## [Teks Bacaan]
====

Film mystery “whodunit” atau “Who [has] done it” selalu menyajikan
cerita yang mengasyikkan karena penuh dengan teka-teki dan kompleks. Sesuai
namanya, film “whodunit” menggunakan tema berupa misteri dari pelaku utama
dalam setiap konflik yang dihadirkan dalam film tersebut. Kebanyakan, genre lain seperti crime dan thriller ikut
bersanding untuk memaksimalkan kompleksitas dari keseluruhan cerita. Tentu
saja, dalam tipikal film seperti ini akan banyak sekali plot twist yang disebar sepanjang durasi,
baik itu yang bersifat cerdas maupun sebaliknya. “Dark Places” banyak menyajikan
hal tersebut, tapi cukup disayangkan tidak dikemas dengan rapi dan cenderung overplotting.

====

## [Soal untuk Dikerjakan]
[1] Ubah paragraf teks bacaan yang diawali kata Film mystery “whodunit” menjadi daftar butir yang lebih singkat dengan tetap memuat fakta-fakta utamanya.
[2] Sunting baris masukan mulai dari baris pertama sampai baris yang memuat "y-tick-label: 0.7280 (1448, 289, 1479, 300)", termasuk baris itu. Ganti "ohlc-bar" dengan "batang-ohlc" dan biarkan selebihnya tidak berubah.

## [Baris Masukan]
====

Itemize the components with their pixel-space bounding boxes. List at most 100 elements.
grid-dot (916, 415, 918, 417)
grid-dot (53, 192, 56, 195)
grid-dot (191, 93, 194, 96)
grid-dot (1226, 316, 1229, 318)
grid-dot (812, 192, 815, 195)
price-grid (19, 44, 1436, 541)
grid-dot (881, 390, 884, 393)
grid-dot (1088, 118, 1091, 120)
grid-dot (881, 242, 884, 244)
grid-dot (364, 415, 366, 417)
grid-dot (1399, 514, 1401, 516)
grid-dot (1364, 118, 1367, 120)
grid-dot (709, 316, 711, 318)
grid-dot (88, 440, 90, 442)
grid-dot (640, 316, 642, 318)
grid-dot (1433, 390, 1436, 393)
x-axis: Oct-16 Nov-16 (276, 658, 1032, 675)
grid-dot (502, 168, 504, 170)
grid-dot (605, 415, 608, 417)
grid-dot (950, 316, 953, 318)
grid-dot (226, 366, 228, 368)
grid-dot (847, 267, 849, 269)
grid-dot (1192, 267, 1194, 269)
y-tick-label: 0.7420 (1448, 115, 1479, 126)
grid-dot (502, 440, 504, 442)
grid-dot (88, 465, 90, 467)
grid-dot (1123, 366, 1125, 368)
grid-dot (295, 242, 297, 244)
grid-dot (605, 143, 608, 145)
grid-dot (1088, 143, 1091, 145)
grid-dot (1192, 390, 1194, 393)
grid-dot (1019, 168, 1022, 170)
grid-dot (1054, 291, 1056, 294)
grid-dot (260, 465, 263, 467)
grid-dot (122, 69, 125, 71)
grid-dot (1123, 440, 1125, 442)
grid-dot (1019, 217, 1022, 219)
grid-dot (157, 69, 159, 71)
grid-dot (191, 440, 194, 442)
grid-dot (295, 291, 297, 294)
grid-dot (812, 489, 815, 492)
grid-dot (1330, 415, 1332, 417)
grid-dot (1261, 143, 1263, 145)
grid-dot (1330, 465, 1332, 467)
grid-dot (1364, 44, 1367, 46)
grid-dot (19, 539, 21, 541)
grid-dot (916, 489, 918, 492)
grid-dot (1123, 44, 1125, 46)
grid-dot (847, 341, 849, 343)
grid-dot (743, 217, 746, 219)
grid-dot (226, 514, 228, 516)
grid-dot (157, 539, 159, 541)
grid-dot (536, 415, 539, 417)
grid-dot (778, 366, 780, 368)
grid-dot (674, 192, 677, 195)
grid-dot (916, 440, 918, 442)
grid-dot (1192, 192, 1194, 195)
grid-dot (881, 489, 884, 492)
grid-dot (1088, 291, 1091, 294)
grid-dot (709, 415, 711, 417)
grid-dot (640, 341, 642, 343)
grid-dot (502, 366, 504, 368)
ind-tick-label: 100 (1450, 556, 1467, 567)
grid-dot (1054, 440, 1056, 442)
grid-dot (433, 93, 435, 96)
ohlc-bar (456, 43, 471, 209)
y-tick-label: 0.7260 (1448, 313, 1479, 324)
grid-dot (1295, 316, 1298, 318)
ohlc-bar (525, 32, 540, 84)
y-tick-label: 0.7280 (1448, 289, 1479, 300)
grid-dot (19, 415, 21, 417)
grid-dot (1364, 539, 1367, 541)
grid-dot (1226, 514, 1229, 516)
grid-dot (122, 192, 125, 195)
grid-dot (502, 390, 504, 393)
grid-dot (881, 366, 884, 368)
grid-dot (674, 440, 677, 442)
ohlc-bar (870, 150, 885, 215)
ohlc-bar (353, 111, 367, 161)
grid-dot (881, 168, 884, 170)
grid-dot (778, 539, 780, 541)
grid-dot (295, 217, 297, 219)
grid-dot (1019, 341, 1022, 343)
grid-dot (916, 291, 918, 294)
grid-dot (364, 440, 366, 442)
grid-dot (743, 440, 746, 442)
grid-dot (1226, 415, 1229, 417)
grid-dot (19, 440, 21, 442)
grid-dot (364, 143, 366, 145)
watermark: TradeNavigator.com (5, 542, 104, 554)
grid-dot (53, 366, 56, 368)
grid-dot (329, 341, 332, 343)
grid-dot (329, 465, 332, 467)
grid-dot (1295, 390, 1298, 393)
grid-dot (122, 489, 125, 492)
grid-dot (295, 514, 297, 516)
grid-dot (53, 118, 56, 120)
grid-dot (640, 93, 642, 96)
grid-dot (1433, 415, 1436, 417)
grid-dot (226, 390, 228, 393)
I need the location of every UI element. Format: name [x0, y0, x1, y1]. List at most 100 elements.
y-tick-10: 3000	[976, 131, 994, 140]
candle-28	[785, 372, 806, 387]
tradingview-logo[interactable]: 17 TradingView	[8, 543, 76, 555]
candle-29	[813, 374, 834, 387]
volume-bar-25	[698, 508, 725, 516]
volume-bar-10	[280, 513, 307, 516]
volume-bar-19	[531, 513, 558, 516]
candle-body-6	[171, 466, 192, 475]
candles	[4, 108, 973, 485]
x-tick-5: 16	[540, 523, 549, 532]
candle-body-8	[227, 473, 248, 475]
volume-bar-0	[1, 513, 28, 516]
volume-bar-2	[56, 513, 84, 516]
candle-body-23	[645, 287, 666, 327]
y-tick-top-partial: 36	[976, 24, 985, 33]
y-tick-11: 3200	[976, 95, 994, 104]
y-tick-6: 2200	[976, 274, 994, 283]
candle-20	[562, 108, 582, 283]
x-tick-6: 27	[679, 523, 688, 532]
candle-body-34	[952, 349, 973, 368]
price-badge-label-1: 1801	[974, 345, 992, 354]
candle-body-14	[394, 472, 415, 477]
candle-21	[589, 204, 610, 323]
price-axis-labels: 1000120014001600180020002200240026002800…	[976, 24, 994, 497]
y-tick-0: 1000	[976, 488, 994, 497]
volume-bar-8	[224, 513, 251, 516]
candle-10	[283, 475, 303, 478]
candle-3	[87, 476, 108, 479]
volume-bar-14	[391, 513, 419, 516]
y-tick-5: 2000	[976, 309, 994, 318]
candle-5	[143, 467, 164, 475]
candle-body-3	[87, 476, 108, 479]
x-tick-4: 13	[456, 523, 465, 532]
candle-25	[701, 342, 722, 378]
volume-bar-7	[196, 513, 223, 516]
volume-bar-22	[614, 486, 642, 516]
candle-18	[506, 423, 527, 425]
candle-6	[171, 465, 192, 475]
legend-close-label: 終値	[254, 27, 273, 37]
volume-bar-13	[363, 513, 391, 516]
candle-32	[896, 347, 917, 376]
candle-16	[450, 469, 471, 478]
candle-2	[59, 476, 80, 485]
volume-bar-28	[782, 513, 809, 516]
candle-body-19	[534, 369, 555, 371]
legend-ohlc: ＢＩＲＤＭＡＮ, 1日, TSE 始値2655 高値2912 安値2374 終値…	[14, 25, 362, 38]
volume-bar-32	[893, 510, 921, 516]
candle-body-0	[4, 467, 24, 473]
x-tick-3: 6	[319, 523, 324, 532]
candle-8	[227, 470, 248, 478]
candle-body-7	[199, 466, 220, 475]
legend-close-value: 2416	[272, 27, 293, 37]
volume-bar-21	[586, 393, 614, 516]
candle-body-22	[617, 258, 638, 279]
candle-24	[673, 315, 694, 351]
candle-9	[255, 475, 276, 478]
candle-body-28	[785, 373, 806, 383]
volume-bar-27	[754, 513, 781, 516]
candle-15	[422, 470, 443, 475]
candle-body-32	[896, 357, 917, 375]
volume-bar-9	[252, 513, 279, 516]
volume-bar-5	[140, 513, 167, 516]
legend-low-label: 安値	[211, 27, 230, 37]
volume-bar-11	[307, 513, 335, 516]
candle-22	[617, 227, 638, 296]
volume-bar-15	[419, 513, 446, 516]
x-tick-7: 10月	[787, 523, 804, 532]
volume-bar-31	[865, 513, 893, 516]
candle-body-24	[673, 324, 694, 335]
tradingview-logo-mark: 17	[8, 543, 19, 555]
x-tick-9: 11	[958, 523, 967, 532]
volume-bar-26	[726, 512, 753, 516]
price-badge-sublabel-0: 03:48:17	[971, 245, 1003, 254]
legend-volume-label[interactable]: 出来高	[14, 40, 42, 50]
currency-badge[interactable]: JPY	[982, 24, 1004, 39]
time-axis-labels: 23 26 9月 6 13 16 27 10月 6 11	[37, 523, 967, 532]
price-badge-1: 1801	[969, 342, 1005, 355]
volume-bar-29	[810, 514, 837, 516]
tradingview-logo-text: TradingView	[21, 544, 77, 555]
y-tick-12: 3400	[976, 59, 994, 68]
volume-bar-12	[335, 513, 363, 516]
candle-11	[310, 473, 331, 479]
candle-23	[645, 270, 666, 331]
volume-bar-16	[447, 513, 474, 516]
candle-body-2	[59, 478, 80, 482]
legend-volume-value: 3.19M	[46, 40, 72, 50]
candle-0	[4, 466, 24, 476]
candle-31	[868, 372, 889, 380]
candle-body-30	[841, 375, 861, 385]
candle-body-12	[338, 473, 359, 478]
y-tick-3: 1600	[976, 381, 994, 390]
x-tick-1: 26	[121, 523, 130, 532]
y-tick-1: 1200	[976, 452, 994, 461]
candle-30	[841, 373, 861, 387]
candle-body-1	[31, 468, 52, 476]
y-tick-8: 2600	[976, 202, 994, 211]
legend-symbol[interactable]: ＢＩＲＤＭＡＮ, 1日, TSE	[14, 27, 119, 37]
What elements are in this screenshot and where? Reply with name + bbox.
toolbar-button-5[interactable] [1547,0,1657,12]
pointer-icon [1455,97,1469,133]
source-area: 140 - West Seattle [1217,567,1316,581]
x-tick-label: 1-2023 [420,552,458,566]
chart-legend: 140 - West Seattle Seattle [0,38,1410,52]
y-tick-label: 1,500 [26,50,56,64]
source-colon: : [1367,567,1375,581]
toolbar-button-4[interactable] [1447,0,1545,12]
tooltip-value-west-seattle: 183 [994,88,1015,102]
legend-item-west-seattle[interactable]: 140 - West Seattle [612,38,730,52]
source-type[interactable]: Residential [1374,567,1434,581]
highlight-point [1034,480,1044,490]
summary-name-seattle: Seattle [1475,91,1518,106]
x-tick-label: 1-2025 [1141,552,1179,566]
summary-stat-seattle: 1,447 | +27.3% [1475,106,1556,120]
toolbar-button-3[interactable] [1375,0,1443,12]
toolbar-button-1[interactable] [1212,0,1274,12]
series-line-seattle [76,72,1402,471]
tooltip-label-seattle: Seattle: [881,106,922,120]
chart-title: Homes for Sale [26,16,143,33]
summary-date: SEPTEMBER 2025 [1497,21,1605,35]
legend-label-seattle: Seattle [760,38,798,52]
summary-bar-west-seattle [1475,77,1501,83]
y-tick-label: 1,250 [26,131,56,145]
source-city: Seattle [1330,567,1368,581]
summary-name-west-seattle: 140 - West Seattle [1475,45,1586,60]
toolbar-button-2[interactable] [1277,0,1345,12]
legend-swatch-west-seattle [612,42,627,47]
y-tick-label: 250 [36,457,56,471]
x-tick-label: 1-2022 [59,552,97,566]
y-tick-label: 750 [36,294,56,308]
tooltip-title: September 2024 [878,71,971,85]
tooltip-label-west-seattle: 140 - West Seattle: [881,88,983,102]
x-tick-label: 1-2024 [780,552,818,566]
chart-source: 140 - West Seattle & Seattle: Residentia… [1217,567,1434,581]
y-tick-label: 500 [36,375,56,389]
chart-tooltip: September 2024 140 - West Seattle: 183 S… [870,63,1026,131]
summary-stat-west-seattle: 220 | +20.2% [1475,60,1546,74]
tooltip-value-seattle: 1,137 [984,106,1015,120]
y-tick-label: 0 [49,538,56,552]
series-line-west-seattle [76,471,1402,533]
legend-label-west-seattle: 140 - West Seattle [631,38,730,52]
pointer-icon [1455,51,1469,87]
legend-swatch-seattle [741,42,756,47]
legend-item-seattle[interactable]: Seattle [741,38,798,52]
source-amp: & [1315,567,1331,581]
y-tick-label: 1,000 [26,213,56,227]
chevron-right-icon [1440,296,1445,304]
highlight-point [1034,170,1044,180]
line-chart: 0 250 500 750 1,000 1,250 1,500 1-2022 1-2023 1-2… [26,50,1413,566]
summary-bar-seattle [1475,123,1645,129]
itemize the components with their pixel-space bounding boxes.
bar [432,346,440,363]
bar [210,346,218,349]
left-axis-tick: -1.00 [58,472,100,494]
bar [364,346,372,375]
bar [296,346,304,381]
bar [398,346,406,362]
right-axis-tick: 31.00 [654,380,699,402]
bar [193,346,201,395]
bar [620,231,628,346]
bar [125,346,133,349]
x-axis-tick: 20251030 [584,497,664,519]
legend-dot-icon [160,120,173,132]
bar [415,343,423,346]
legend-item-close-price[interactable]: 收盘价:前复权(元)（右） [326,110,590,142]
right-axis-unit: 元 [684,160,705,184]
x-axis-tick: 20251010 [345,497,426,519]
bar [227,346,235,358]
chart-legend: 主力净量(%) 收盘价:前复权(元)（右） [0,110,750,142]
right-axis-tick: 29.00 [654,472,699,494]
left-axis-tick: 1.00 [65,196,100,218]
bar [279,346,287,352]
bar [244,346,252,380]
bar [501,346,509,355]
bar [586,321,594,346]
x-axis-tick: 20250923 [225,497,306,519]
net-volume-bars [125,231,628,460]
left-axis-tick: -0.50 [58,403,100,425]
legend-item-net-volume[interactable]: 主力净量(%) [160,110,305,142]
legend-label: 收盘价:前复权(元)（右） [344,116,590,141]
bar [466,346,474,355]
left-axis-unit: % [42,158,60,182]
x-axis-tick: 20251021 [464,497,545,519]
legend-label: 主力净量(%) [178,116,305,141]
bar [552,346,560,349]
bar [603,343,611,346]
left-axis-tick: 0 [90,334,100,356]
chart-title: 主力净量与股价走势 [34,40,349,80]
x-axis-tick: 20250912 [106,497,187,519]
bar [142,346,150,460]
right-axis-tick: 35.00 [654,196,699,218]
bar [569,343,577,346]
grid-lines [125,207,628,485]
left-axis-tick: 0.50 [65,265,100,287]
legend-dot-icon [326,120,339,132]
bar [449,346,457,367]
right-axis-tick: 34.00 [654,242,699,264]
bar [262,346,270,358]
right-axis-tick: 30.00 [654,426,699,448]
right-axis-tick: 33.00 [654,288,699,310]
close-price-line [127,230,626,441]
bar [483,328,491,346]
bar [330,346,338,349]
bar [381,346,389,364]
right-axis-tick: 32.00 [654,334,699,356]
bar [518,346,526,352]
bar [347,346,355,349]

====

## [Jawaban Soal]
[1]
- Film misteri “whodunit” (“Who [has] done it”) selalu menyajikan cerita yang mengasyikkan, penuh teka-teki, dan kompleks.
- Temanya berupa misteri tentang pelaku utama dalam setiap konflik di film tersebut.
- Genre lain seperti crime dan thriller biasanya ikut digabungkan untuk memaksimalkan kompleksitas cerita.
- Film jenis ini memuat banyak plot twist sepanjang durasi, ada yang cerdas dan ada yang tidak.
- “Dark Places” banyak menyajikan hal tersebut. Sayangnya, film itu tidak dikemas dengan rapi dan cenderung overplotting.

[2]
Itemize the components with their pixel-space bounding boxes. List at most 100 elements.
grid-dot (916, 415, 918, 417)
grid-dot (53, 192, 56, 195)
grid-dot (191, 93, 194, 96)
grid-dot (1226, 316, 1229, 318)
grid-dot (812, 192, 815, 195)
price-grid (19, 44, 1436, 541)
grid-dot (881, 390, 884, 393)
grid-dot (1088, 118, 1091, 120)
grid-dot (881, 242, 884, 244)
grid-dot (364, 415, 366, 417)
grid-dot (1399, 514, 1401, 516)
grid-dot (1364, 118, 1367, 120)
grid-dot (709, 316, 711, 318)
grid-dot (88, 440, 90, 442)
grid-dot (640, 316, 642, 318)
grid-dot (1433, 390, 1436, 393)
x-axis: Oct-16 Nov-16 (276, 658, 1032, 675)
grid-dot (502, 168, 504, 170)
grid-dot (605, 415, 608, 417)
grid-dot (950, 316, 953, 318)
grid-dot (226, 366, 228, 368)
grid-dot (847, 267, 849, 269)
grid-dot (1192, 267, 1194, 269)
y-tick-label: 0.7420 (1448, 115, 1479, 126)
grid-dot (502, 440, 504, 442)
grid-dot (88, 465, 90, 467)
grid-dot (1123, 366, 1125, 368)
grid-dot (295, 242, 297, 244)
grid-dot (605, 143, 608, 145)
grid-dot (1088, 143, 1091, 145)
grid-dot (1192, 390, 1194, 393)
grid-dot (1019, 168, 1022, 170)
grid-dot (1054, 291, 1056, 294)
grid-dot (260, 465, 263, 467)
grid-dot (122, 69, 125, 71)
grid-dot (1123, 440, 1125, 442)
grid-dot (1019, 217, 1022, 219)
grid-dot (157, 69, 159, 71)
grid-dot (191, 440, 194, 442)
grid-dot (295, 291, 297, 294)
grid-dot (812, 489, 815, 492)
grid-dot (1330, 415, 1332, 417)
grid-dot (1261, 143, 1263, 145)
grid-dot (1330, 465, 1332, 467)
grid-dot (1364, 44, 1367, 46)
grid-dot (19, 539, 21, 541)
grid-dot (916, 489, 918, 492)
grid-dot (1123, 44, 1125, 46)
grid-dot (847, 341, 849, 343)
grid-dot (743, 217, 746, 219)
grid-dot (226, 514, 228, 516)
grid-dot (157, 539, 159, 541)
grid-dot (536, 415, 539, 417)
grid-dot (778, 366, 780, 368)
grid-dot (674, 192, 677, 195)
grid-dot (916, 440, 918, 442)
grid-dot (1192, 192, 1194, 195)
grid-dot (881, 489, 884, 492)
grid-dot (1088, 291, 1091, 294)
grid-dot (709, 415, 711, 417)
grid-dot (640, 341, 642, 343)
grid-dot (502, 366, 504, 368)
ind-tick-label: 100 (1450, 556, 1467, 567)
grid-dot (1054, 440, 1056, 442)
grid-dot (433, 93, 435, 96)
batang-ohlc (456, 43, 471, 209)
y-tick-label: 0.7260 (1448, 313, 1479, 324)
grid-dot (1295, 316, 1298, 318)
batang-ohlc (525, 32, 540, 84)
y-tick-label: 0.7280 (1448, 289, 1479, 300)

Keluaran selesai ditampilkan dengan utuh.